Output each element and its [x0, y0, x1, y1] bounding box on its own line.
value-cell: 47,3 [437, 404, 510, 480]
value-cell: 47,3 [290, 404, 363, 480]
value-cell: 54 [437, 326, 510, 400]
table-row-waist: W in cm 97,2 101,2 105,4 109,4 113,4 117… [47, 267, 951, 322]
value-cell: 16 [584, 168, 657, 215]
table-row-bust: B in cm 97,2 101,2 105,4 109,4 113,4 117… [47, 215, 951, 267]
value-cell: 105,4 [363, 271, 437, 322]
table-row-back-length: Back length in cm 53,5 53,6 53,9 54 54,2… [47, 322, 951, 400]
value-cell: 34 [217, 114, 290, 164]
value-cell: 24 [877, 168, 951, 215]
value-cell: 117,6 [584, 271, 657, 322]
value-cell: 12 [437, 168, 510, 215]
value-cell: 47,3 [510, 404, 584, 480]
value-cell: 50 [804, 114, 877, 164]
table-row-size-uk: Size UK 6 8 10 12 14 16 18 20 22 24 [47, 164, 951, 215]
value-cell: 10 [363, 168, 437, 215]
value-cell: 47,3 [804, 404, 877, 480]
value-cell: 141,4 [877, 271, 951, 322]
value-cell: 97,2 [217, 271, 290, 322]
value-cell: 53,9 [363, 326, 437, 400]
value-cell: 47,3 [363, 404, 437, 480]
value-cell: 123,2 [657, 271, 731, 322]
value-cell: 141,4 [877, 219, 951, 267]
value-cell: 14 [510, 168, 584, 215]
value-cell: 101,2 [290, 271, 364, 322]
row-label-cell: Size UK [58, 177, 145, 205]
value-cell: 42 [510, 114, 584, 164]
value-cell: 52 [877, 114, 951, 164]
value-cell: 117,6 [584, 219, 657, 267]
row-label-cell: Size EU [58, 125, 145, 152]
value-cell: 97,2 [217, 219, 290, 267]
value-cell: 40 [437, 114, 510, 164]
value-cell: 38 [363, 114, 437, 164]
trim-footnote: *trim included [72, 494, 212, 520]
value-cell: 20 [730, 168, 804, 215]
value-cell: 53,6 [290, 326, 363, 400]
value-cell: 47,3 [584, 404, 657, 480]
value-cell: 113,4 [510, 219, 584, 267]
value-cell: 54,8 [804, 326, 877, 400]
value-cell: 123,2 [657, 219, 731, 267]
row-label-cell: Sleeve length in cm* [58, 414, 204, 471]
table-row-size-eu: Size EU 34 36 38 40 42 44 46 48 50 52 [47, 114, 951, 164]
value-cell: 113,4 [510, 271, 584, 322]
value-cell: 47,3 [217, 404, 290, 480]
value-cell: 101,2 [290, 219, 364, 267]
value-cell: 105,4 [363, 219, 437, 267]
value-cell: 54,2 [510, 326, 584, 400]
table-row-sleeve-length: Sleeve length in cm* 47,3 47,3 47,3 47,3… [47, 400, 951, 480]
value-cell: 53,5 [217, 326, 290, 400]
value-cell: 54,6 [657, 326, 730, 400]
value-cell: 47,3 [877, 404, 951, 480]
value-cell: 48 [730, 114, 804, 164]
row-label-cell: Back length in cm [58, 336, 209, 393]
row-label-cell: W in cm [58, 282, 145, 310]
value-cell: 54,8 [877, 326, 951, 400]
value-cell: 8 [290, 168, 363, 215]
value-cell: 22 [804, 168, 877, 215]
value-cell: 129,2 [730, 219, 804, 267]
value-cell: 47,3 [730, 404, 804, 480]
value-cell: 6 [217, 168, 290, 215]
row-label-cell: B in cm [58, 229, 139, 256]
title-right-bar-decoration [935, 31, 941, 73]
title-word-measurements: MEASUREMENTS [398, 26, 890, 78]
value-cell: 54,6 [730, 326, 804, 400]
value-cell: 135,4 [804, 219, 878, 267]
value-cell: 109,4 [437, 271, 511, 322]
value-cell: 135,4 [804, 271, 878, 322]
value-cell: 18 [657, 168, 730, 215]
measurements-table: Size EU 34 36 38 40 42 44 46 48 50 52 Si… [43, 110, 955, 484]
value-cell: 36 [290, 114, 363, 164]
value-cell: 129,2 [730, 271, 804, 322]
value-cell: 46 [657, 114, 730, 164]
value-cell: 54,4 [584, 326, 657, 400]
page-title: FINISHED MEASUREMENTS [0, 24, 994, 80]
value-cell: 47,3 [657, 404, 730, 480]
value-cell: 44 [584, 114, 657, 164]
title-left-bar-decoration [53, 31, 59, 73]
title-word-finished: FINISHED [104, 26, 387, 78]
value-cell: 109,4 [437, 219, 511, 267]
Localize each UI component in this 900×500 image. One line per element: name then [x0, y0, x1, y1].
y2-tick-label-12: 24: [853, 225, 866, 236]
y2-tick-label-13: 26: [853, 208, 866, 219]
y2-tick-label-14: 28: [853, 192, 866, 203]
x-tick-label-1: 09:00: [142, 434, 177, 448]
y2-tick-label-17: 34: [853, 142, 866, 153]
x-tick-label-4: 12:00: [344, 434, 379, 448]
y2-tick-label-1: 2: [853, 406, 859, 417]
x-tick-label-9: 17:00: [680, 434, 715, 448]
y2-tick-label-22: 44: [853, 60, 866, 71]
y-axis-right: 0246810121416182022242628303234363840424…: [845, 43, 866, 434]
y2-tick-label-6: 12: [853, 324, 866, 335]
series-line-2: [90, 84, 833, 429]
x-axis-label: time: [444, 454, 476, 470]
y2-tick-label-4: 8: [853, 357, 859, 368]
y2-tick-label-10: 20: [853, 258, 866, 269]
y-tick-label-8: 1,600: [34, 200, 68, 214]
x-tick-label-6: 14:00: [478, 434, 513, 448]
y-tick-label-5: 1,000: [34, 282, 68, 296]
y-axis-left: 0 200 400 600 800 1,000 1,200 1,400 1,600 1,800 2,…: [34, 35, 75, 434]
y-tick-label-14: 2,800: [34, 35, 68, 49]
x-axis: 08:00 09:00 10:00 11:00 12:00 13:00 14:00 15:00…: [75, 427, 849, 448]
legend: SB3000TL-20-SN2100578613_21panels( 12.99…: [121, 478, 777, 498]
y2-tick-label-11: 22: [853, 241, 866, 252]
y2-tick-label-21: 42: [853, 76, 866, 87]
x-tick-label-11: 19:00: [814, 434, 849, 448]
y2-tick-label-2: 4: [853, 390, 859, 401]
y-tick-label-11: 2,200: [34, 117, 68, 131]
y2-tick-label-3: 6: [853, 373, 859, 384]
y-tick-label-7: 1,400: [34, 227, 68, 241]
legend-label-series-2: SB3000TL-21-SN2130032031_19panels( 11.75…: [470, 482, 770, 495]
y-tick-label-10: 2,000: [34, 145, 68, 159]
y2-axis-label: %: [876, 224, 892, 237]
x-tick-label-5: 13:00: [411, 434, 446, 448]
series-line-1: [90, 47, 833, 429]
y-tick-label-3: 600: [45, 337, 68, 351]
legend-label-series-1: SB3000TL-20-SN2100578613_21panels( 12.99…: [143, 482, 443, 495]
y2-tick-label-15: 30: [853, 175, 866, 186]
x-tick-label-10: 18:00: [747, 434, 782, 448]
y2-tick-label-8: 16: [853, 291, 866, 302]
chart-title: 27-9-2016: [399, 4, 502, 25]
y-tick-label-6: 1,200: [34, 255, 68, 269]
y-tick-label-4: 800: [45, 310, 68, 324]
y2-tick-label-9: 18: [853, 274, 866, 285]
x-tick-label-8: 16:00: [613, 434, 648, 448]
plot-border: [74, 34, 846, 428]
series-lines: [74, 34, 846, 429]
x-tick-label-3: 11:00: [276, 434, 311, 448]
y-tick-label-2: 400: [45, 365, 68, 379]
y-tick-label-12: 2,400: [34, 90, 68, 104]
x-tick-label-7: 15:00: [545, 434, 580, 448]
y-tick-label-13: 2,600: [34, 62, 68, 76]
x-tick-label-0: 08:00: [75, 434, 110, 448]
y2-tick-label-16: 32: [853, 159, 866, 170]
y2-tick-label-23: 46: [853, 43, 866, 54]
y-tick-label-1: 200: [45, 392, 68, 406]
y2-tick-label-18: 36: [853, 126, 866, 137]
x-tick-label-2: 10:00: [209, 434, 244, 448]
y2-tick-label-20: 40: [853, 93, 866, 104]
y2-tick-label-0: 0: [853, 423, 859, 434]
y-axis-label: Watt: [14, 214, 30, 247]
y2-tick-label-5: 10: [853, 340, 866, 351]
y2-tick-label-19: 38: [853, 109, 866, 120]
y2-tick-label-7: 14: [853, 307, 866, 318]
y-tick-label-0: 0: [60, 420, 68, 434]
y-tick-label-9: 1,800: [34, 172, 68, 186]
______________________________
▸ Exercise objective
Extract every line of the data above that contains the string "table". Uppercase and lowercase letters count as different.

▸ Completed exercise
table-row-waist: W in cm 97,2 101,2 105,4 109,4 113,4 117… [47, 267, 951, 322]
table-row-bust: B in cm 97,2 101,2 105,4 109,4 113,4 117… [47, 215, 951, 267]
table-row-back-length: Back length in cm 53,5 53,6 53,9 54 54,2… [47, 322, 951, 400]
table-row-size-uk: Size UK 6 8 10 12 14 16 18 20 22 24 [47, 164, 951, 215]
table-row-size-eu: Size EU 34 36 38 40 42 44 46 48 50 52 [47, 114, 951, 164]
table-row-sleeve-length: Sleeve length in cm* 47,3 47,3 47,3 47,3… [47, 400, 951, 480]
measurements-table: Size EU 34 36 38 40 42 44 46 48 50 52 Si… [43, 110, 955, 484]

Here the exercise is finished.